Omit all images. Write out the rest of the material exactly.

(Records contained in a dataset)

----

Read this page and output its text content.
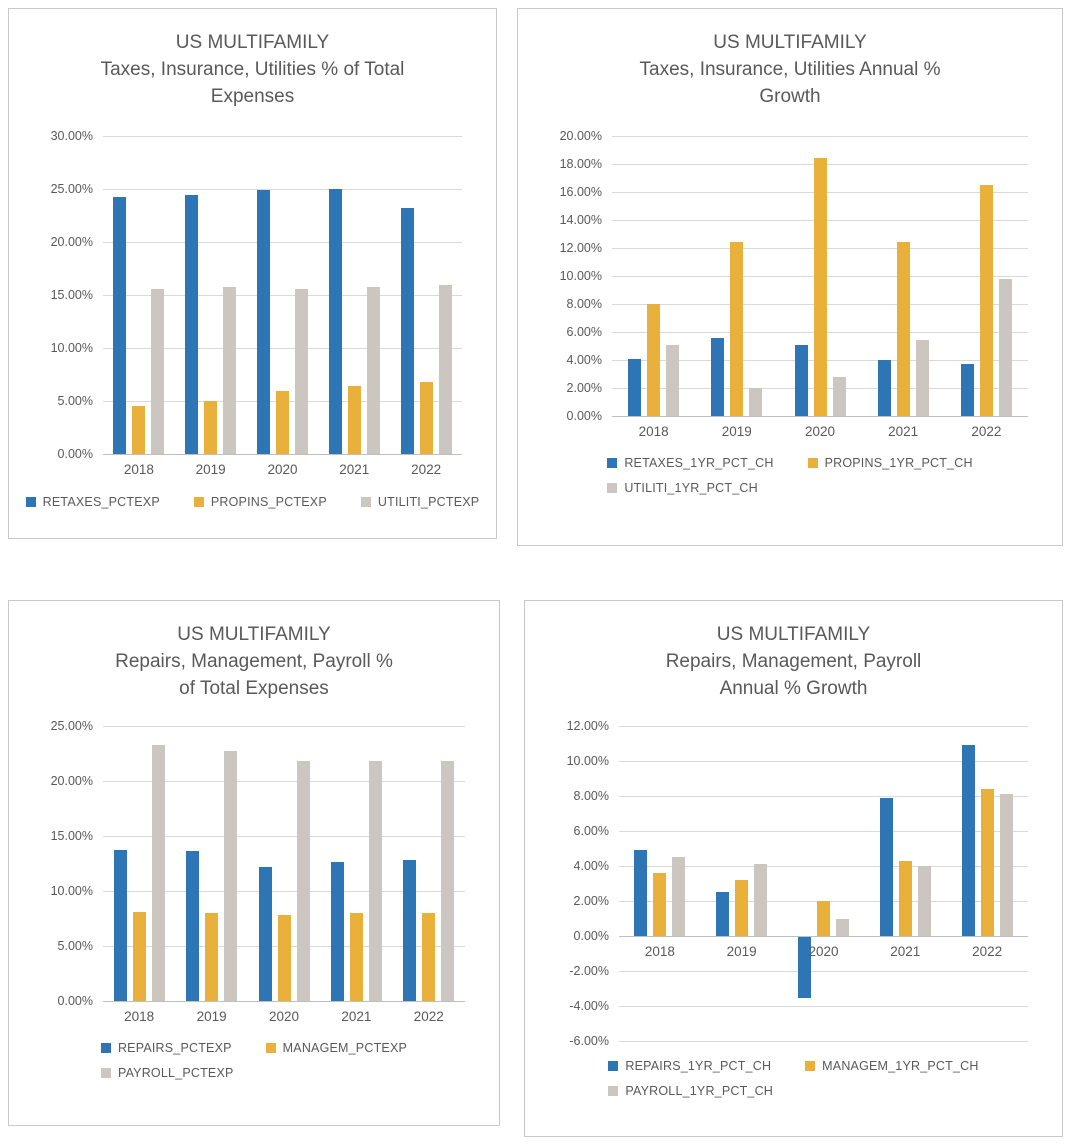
US MULTIFAMILY
Taxes, Insurance, Utilities % of Total
Expenses
0.00%
5.00%
10.00%
15.00%
20.00%
25.00%
30.00%
2018	2019	2020	2021	2022
RETAXES_PCTEXP	PROPINS_PCTEXP	UTILITI_PCTEXP
US MULTIFAMILY
Taxes, Insurance, Utilities Annual %
Growth
0.00%
2.00%
4.00%
6.00%
8.00%
10.00%
12.00%
14.00%
16.00%
18.00%
20.00%
2018	2019	2020	2021	2022
RETAXES_1YR_PCT_CH	PROPINS_1YR_PCT_CH
UTILITI_1YR_PCT_CH
US MULTIFAMILY
Repairs, Management, Payroll %
of Total Expenses
0.00%
5.00%
10.00%
15.00%
20.00%
25.00%
2018	2019	2020	2021	2022
REPAIRS_PCTEXP	MANAGEM_PCTEXP
PAYROLL_PCTEXP
US MULTIFAMILY
Repairs, Management, Payroll
Annual % Growth
-6.00%
-4.00%
-2.00%
0.00%
2.00%
4.00%
6.00%
8.00%
10.00%
12.00%
2018	2019	2020	2021	2022
REPAIRS_1YR_PCT_CH	MANAGEM_1YR_PCT_CH
PAYROLL_1YR_PCT_CH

----

**Output of the exercise**:
Read this page and output its text content.
US MULTIFAMILY
Taxes, Insurance, Utilities % of Total
Expenses
0.00%
5.00%
10.00%
15.00%
20.00%
25.00%
30.00%
2018	2019	2020	2021	2022
RETAXES_PCTEXP	PROPINS_PCTEXP	UTILITI_PCTEXP
US MULTIFAMILY
Taxes, Insurance, Utilities Annual %
Growth
0.00%
2.00%
4.00%
6.00%
8.00%
10.00%
12.00%
14.00%
16.00%
18.00%
20.00%
2018	2019	2020	2021	2022
RETAXES_1YR_PCT_CH	PROPINS_1YR_PCT_CH
UTILITI_1YR_PCT_CH
US MULTIFAMILY
Repairs, Management, Payroll %
of Total Expenses
0.00%
5.00%
10.00%
15.00%
20.00%
25.00%
2018	2019	2020	2021	2022
REPAIRS_PCTEXP	MANAGEM_PCTEXP
PAYROLL_PCTEXP
US MULTIFAMILY
Repairs, Management, Payroll
Annual % Growth
-6.00%
-4.00%
-2.00%
0.00%
2.00%
4.00%
6.00%
8.00%
10.00%
12.00%
2018	2019	2020	2021	2022
REPAIRS_1YR_PCT_CH	MANAGEM_1YR_PCT_CH
PAYROLL_1YR_PCT_CH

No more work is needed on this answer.